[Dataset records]
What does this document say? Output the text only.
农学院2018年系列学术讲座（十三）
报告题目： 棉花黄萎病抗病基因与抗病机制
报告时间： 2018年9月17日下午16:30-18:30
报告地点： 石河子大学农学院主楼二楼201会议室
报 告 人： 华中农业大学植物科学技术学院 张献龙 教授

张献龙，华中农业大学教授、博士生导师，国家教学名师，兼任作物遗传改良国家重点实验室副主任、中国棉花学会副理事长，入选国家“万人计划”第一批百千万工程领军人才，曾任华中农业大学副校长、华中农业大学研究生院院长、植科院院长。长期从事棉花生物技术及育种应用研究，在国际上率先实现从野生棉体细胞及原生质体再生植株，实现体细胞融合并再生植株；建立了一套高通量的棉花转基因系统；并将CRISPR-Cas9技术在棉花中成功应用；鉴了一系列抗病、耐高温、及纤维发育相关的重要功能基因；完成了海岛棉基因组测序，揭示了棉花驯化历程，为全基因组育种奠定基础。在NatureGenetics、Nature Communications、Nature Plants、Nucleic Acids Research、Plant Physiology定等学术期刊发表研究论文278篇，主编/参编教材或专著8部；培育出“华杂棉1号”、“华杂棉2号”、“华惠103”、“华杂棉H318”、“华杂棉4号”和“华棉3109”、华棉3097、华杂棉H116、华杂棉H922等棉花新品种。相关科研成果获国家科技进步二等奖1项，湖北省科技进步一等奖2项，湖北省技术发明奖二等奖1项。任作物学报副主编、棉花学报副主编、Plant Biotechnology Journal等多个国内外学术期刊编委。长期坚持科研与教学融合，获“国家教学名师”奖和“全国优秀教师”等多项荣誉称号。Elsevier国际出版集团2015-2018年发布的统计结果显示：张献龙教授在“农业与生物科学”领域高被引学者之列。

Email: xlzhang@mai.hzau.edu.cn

▶ **What you will do**:
All of the entries need to be reproduced exactly; please write them out.

▶ **Solution to this exercise**:
What does this document say? Output the text only.
农学院2018年系列学术讲座（十三）
报告题目： 棉花黄萎病抗病基因与抗病机制
报告时间： 2018年9月17日下午16:30-18:30
报告地点： 石河子大学农学院主楼二楼201会议室
报 告 人： 华中农业大学植物科学技术学院 张献龙 教授

张献龙，华中农业大学教授、博士生导师，国家教学名师，兼任作物遗传改良国家重点实验室副主任、中国棉花学会副理事长，入选国家“万人计划”第一批百千万工程领军人才，曾任华中农业大学副校长、华中农业大学研究生院院长、植科院院长。长期从事棉花生物技术及育种应用研究，在国际上率先实现从野生棉体细胞及原生质体再生植株，实现体细胞融合并再生植株；建立了一套高通量的棉花转基因系统；并将CRISPR-Cas9技术在棉花中成功应用；鉴了一系列抗病、耐高温、及纤维发育相关的重要功能基因；完成了海岛棉基因组测序，揭示了棉花驯化历程，为全基因组育种奠定基础。在NatureGenetics、Nature Communications、Nature Plants、Nucleic Acids Research、Plant Physiology定等学术期刊发表研究论文278篇，主编/参编教材或专著8部；培育出“华杂棉1号”、“华杂棉2号”、“华惠103”、“华杂棉H318”、“华杂棉4号”和“华棉3109”、华棉3097、华杂棉H116、华杂棉H922等棉花新品种。相关科研成果获国家科技进步二等奖1项，湖北省科技进步一等奖2项，湖北省技术发明奖二等奖1项。任作物学报副主编、棉花学报副主编、Plant Biotechnology Journal等多个国内外学术期刊编委。长期坚持科研与教学融合，获“国家教学名师”奖和“全国优秀教师”等多项荣誉称号。Elsevier国际出版集团2015-2018年发布的统计结果显示：张献龙教授在“农业与生物科学”领域高被引学者之列。

Email: xlzhang@mai.hzau.edu.cn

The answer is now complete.